**WHAT THE TASK REQUIRES**
Copy all lines that contain the word "title".
——————————
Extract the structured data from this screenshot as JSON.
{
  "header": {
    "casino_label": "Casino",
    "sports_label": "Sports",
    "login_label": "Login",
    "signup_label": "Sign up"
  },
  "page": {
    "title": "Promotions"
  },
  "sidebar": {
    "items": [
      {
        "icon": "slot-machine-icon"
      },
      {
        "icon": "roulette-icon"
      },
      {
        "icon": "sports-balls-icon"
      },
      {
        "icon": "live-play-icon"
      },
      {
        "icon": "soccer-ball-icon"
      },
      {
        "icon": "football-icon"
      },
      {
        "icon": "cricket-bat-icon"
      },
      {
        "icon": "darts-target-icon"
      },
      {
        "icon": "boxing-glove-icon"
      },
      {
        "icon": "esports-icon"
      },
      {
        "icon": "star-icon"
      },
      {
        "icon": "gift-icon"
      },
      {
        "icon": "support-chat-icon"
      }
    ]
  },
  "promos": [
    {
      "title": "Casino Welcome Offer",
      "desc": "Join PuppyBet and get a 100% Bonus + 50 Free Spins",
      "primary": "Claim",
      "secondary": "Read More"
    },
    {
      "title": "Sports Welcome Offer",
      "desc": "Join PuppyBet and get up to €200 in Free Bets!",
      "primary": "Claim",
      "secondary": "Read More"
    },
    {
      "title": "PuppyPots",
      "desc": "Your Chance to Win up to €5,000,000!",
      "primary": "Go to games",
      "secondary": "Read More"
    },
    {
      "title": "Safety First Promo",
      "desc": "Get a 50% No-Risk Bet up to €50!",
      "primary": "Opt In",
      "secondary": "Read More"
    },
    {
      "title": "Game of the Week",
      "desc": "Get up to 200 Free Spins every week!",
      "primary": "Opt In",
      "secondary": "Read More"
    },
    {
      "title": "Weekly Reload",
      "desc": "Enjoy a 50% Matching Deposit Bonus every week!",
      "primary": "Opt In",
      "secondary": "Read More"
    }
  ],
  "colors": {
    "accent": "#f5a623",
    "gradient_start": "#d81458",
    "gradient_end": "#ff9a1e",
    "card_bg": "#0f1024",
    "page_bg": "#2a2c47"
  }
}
——————————
**OUTPUT OF THE EXERCISE**
    "title": "Promotions"
      "title": "Casino Welcome Offer",
      "title": "Sports Welcome Offer",
      "title": "PuppyPots",
      "title": "Safety First Promo",
      "title": "Game of the Week",
      "title": "Weekly Reload",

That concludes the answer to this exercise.